SET PROBLEM: Comb through the entries for "History" and pull out each line that holds it.

RECORD SET:

__________________________________________________

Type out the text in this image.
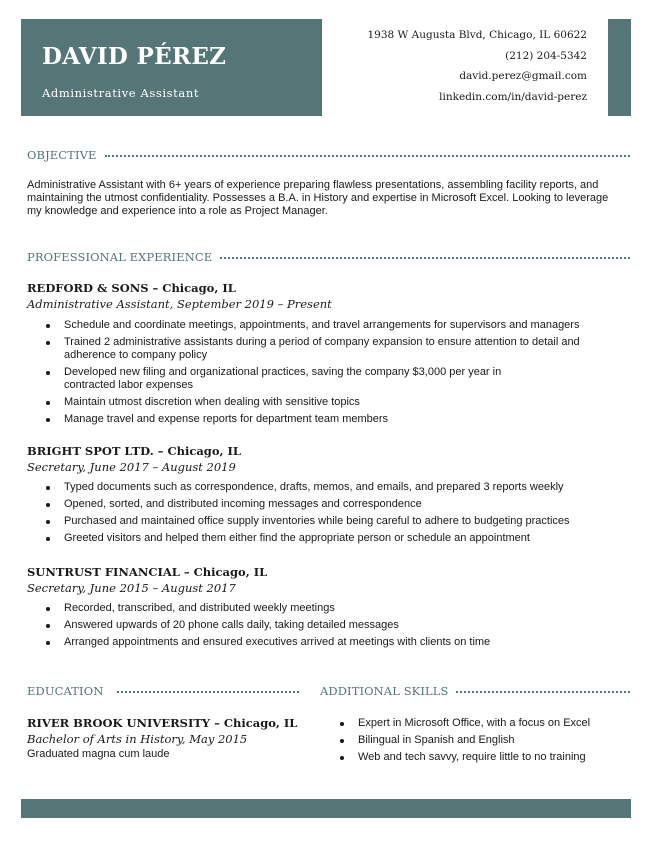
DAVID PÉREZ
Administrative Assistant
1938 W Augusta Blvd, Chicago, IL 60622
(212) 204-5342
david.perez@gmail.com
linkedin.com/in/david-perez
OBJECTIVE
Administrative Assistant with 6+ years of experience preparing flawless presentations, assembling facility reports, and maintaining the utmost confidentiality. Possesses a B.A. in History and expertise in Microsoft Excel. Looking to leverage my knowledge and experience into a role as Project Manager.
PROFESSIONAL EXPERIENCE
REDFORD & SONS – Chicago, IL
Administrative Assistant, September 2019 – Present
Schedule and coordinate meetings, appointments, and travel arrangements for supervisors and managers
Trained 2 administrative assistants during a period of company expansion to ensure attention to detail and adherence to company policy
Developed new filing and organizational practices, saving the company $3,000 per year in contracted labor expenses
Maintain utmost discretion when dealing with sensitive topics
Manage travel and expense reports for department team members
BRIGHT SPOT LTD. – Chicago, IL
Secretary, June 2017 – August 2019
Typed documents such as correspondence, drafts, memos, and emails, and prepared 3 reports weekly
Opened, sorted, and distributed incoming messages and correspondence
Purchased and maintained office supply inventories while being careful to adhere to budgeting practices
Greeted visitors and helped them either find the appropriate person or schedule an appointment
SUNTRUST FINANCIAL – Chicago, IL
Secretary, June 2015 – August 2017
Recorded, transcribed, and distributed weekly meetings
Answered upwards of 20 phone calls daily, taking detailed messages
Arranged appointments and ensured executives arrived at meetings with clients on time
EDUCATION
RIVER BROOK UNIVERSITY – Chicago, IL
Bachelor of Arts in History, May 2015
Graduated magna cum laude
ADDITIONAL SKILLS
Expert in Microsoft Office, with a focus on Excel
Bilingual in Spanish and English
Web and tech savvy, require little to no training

__________________________________________________

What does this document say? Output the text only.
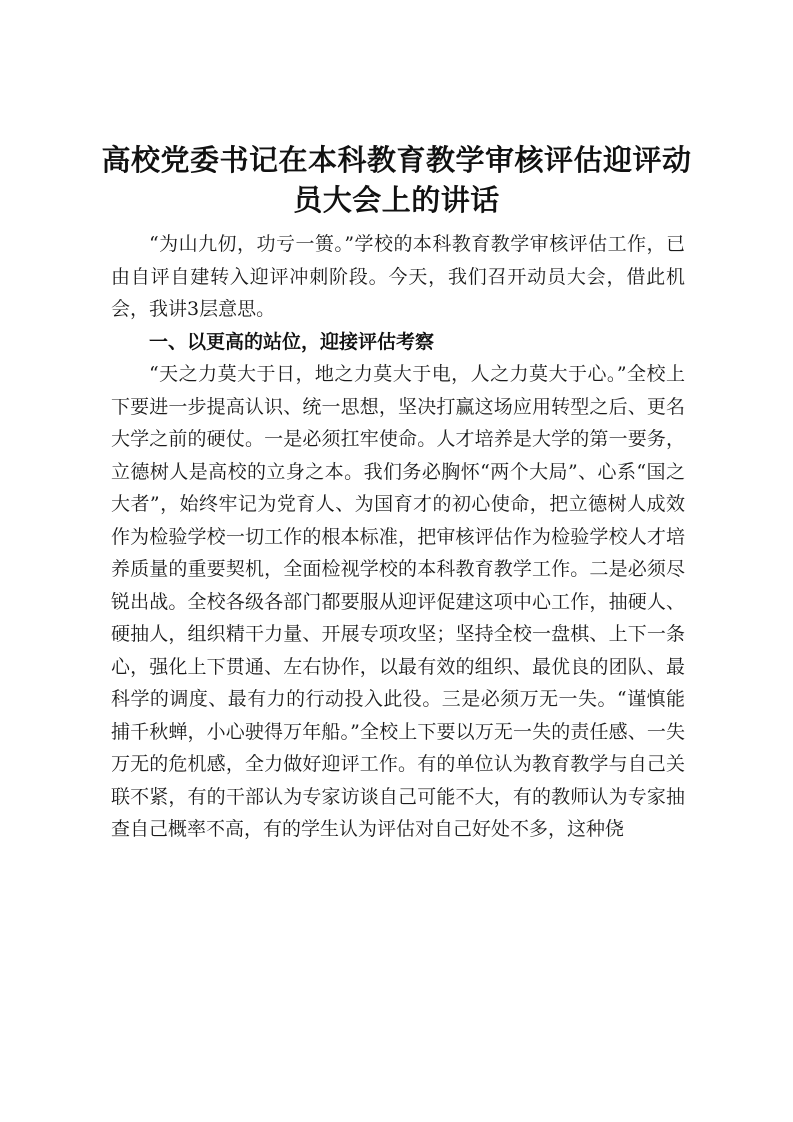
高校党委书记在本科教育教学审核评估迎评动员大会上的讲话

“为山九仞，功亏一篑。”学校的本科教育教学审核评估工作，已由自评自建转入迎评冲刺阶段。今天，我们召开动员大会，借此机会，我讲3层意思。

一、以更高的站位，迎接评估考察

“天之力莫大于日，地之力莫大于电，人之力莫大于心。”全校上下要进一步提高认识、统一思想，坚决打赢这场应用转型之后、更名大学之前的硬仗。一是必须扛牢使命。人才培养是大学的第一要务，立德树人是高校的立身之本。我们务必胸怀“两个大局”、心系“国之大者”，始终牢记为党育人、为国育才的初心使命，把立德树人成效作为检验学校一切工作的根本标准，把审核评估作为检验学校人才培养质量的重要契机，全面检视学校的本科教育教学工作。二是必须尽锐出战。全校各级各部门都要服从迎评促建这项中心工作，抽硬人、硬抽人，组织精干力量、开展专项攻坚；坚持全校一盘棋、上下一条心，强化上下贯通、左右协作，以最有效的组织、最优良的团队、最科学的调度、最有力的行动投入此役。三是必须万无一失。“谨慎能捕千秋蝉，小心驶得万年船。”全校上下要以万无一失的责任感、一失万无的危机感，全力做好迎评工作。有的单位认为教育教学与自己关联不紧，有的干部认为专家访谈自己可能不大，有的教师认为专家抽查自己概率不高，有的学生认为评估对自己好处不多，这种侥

__________________________________________________

RESULT OF THE EXERCISE:
Administrative Assistant with 6+ years of experience preparing flawless presentations, assembling facility reports, and maintaining the utmost confidentiality. Possesses a B.A. in History and expertise in Microsoft Excel. Looking to leverage my knowledge and experience into a role as Project Manager.
Bachelor of Arts in History, May 2015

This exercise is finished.